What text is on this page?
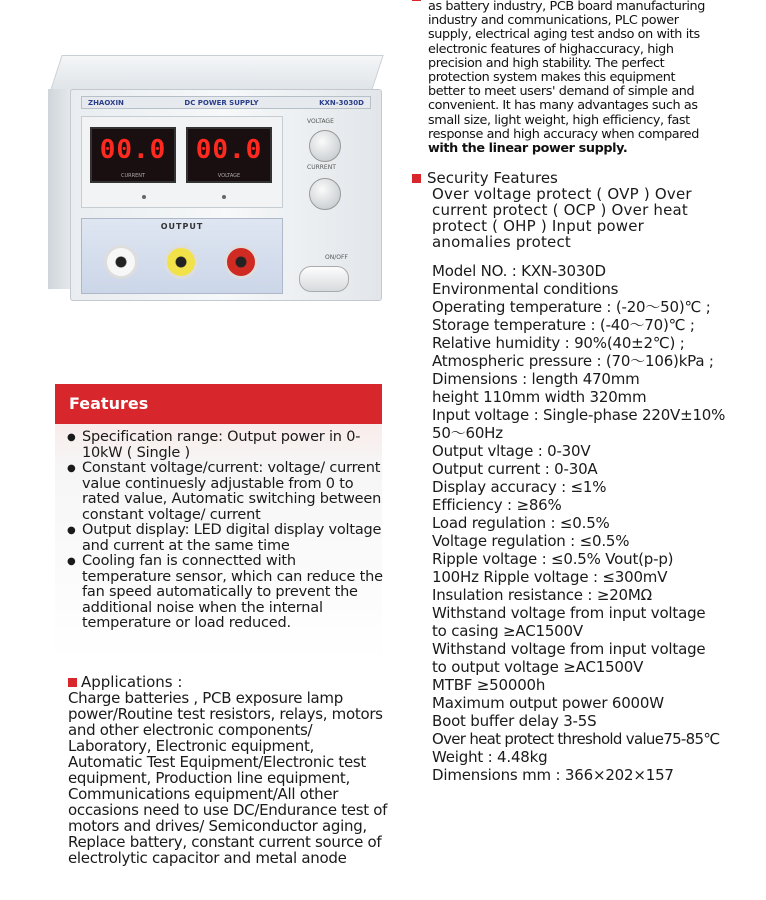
ZHAOXIN	DC POWER SUPPLY	KXN-3030D
00.0
CURRENT
00.0
VOLTAGE
VOLTAGE
CURRENT
ON/OFF
OUTPUT
as battery industry, PCB board manufacturing
industry and communications, PLC power
supply, electrical aging test andso on with its
electronic features of highaccuracy, high
precision and high stability. The perfect
protection system makes this equipment
better to meet users' demand of simple and
convenient. It has many advantages such as
small size, light weight, high efficiency, fast
response and high accuracy when compared
with the linear power supply.
Security Features
Over voltage protect ( OVP ) Over
current protect ( OCP ) Over heat
protect ( OHP ) Input power
anomalies protect
Model NO. : KXN-3030D
Environmental conditions
Operating temperature : (-20～50)℃ ;
Storage temperature : (-40～70)℃ ;
Relative humidity : 90%(40±2℃) ;
Atmospheric pressure : (70～106)kPa ;
Dimensions : length 470mm
height 110mm width 320mm
Input voltage : Single-phase 220V±10%
50～60Hz
Output vltage : 0-30V
Output current : 0-30A
Display accuracy : ≤1%
Efficiency : ≥86%
Load regulation : ≤0.5%
Voltage regulation : ≤0.5%
Ripple voltage : ≤0.5% Vout(p-p)
100Hz Ripple voltage : ≤300mV
Insulation resistance : ≥20MΩ
Withstand voltage from input voltage
to casing ≥AC1500V
Withstand voltage from input voltage
to output voltage ≥AC1500V
MTBF ≥50000h
Maximum output power 6000W
Boot buffer delay 3-5S
Over heat protect threshold value75-85℃
Weight : 4.48kg
Dimensions mm : 366×202×157
Features
● Specification range: Output power in 0-10kW ( Single )
● Constant voltage/current: voltage/ current value continuesly adjustable from 0 to rated value, Automatic switching between constant voltage/ current
● Output display: LED digital display voltage and current at the same time
● Cooling fan is connectted with temperature sensor, which can reduce the fan speed automatically to prevent the additional noise when the internal temperature or load reduced.
Applications :
Charge batteries , PCB exposure lamp power/Routine test resistors, relays, motors and other electronic components/ Laboratory, Electronic equipment, Automatic Test Equipment/Electronic test equipment, Production line equipment, Communications equipment/All other occasions need to use DC/Endurance test of motors and drives/ Semiconductor aging, Replace battery, constant current source of electrolytic capacitor and metal anode
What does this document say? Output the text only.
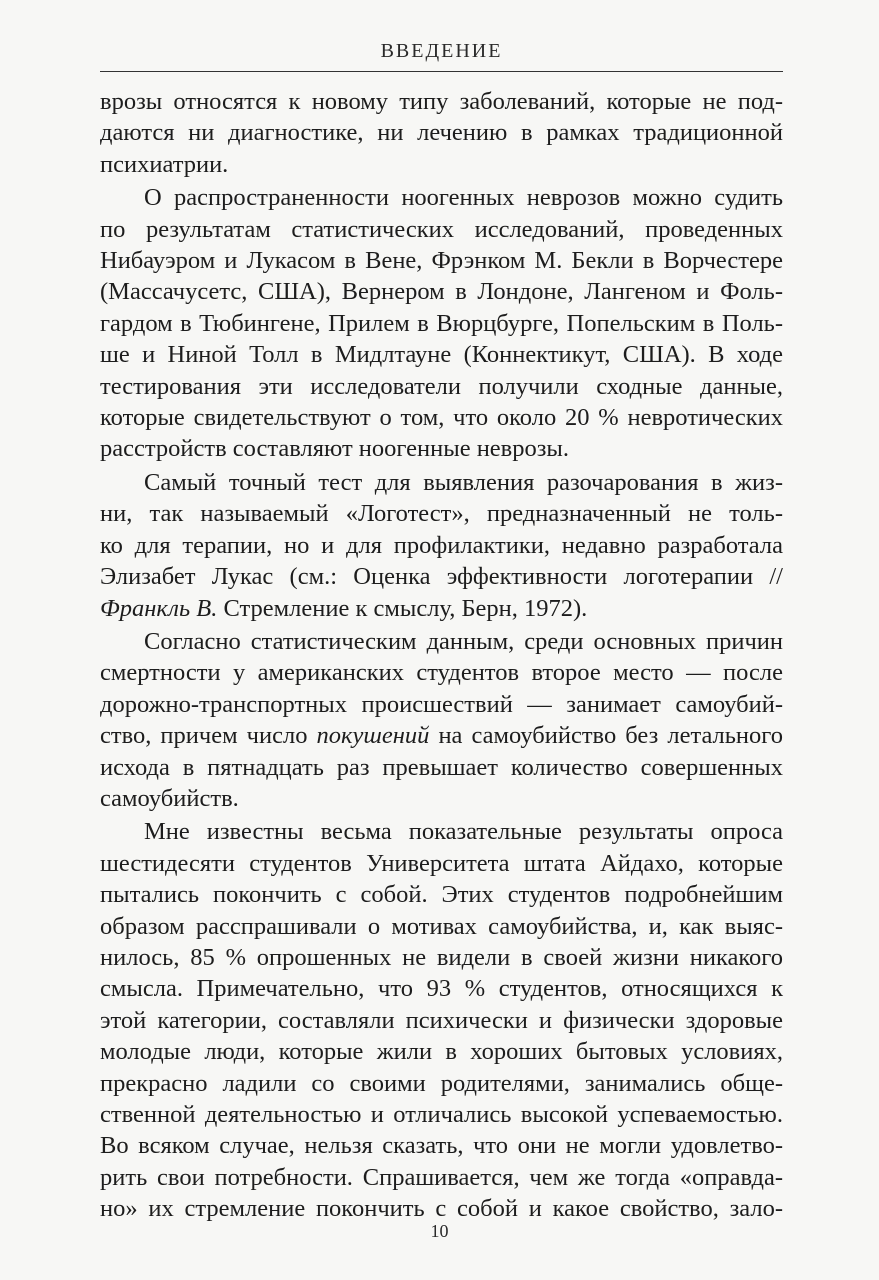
ВВЕДЕНИЕ

врозы относятся к новому типу заболеваний, которые не под-
даются ни диагностике, ни лечению в рамках традиционной
психиатрии.

О распространенности ноогенных неврозов можно судить
по результатам статистических исследований, проведенных
Нибауэром и Лукасом в Вене, Фрэнком М. Бекли в Ворчестере
(Массачусетс, США), Вернером в Лондоне, Лангеном и Фоль-
гардом в Тюбингене, Прилем в Вюрцбурге, Попельским в Поль-
ше и Ниной Толл в Мидлтауне (Коннектикут, США). В ходе
тестирования эти исследователи получили сходные данные,
которые свидетельствуют о том, что около 20 % невротических
расстройств составляют ноогенные неврозы.

Самый точный тест для выявления разочарования в жиз-
ни, так называемый «Логотест», предназначенный не толь-
ко для терапии, но и для профилактики, недавно разработала
Элизабет Лукас (см.: Оценка эффективности логотерапии //
Франкль В. Стремление к смыслу, Берн, 1972).

Согласно статистическим данным, среди основных причин
смертности у американских студентов второе место — после
дорожно-транспортных происшествий — занимает самоубий-
ство, причем число покушений на самоубийство без летального
исхода в пятнадцать раз превышает количество совершенных
самоубийств.

Мне известны весьма показательные результаты опроса
шестидесяти студентов Университета штата Айдахо, которые
пытались покончить с собой. Этих студентов подробнейшим
образом расспрашивали о мотивах самоубийства, и, как выяс-
нилось, 85 % опрошенных не видели в своей жизни никакого
смысла. Примечательно, что 93 % студентов, относящихся к
этой категории, составляли психически и физически здоровые
молодые люди, которые жили в хороших бытовых условиях,
прекрасно ладили со своими родителями, занимались обще-
ственной деятельностью и отличались высокой успеваемостью.
Во всяком случае, нельзя сказать, что они не могли удовлетво-
рить свои потребности. Спрашивается, чем же тогда «оправда-
но» их стремление покончить с собой и какое свойство, зало-

10
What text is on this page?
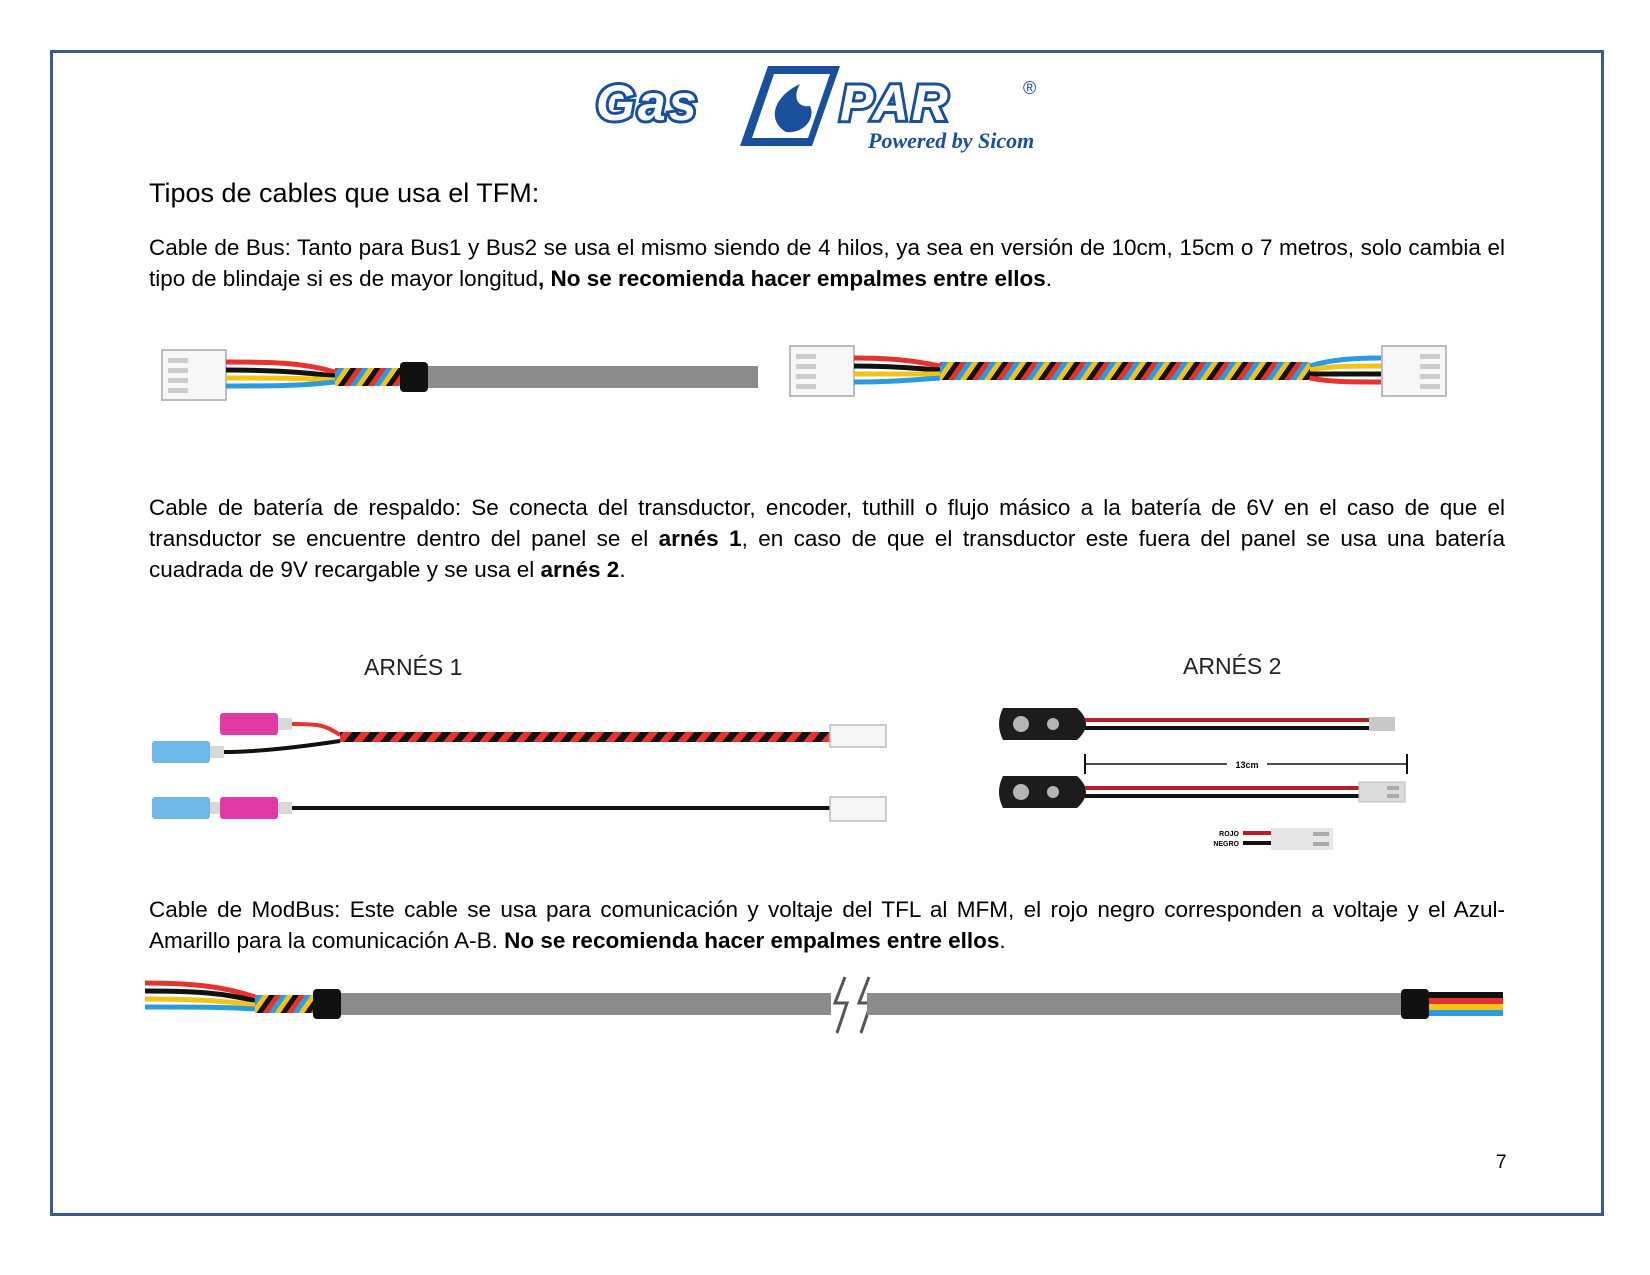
Gas	PAR	®
Powered by Sicom
Tipos de cables que usa el TFM:

Cable de Bus: Tanto para Bus1 y Bus2 se usa el mismo siendo de 4 hilos, ya sea en versión de 10cm, 15cm o 7 metros, solo cambia el tipo de blindaje si es de mayor longitud, No se recomienda hacer empalmes entre ellos.

Cable de batería de respaldo: Se conecta del transductor, encoder, tuthill o flujo másico a la batería de 6V en el caso de que el transductor se encuentre dentro del panel se el arnés 1, en caso de que el transductor este fuera del panel se usa una batería cuadrada de 9V recargable y se usa el arnés 2.

ARNÉS 1	ARNÉS 2
13cm
ROJO
NEGRO

Cable de ModBus: Este cable se usa para comunicación y voltaje del TFL al MFM, el rojo negro corresponden a voltaje y el Azul-Amarillo para la comunicación A-B. No se recomienda hacer empalmes entre ellos.

7
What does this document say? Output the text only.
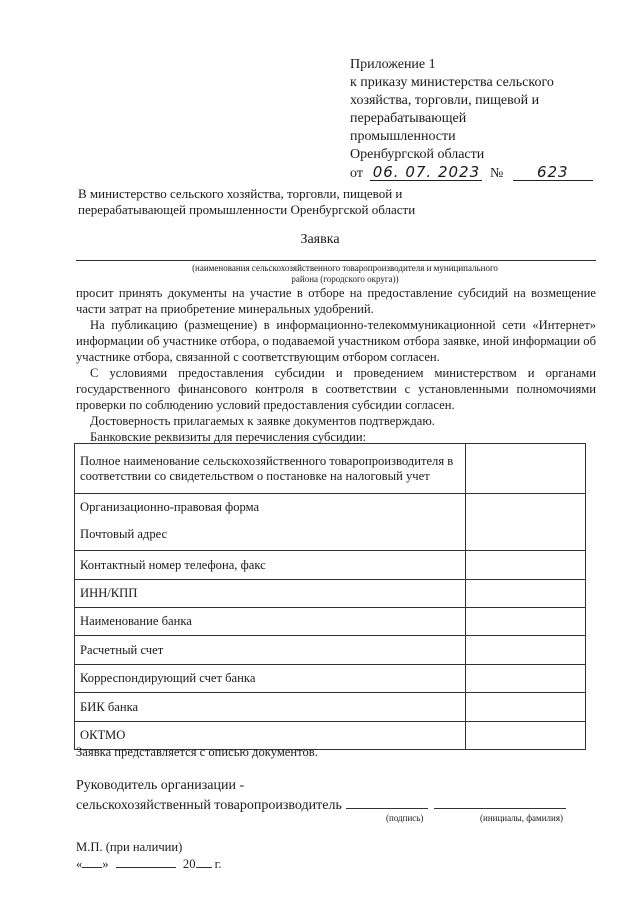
Приложение 1
к приказу министерства сельского
хозяйства, торговли, пищевой и
перерабатывающей
промышленности
Оренбургской области
от 06. 07. 2023 № 623
В министерство сельского хозяйства, торговли, пищевой и
перерабатывающей промышленности Оренбургской области
Заявка
(наименования сельскохозяйственного товаропроизводителя и муниципального
района (городского округа))

просит принять документы на участие в отборе на предоставление субсидий на возмещение части затрат на приобретение минеральных удобрений.

На публикацию (размещение) в информационно-телекоммуникационной сети «Интернет» информации об участнике отбора, о подаваемой участником отбора заявке, иной информации об участнике отбора, связанной с соответствующим отбором согласен.

С условиями предоставления субсидии и проведением министерством и органами государственного финансового контроля в соответствии с установленными полномочиями проверки по соблюдению условий предоставления субсидии согласен.

Достоверность прилагаемых к заявке документов подтверждаю.

Банковские реквизиты для перечисления субсидии:

Полное наименование сельскохозяйственного товаропроизводителя в соответствии со свидетельством о постановке на налоговый учет	

Организационно-правовая форма
Почтовый адрес	

Контактный номер телефона, факс	
ИНН/КПП	
Наименование банка	
Расчетный счет	
Корреспондирующий счет банка	
БИК банка	
ОКТМО	
Заявка представляется с описью документов.
Руководитель организации -
сельскохозяйственный товаропроизводитель
(подпись)	(инициалы, фамилия)
М.П. (при наличии)
« »	20 г.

_WRITTEN REQUEST_: Within the data above, pick out all lines holding the word "Заявка".

_EXPECTED ANSWER_:
Заявка
Заявка представляется с описью документов.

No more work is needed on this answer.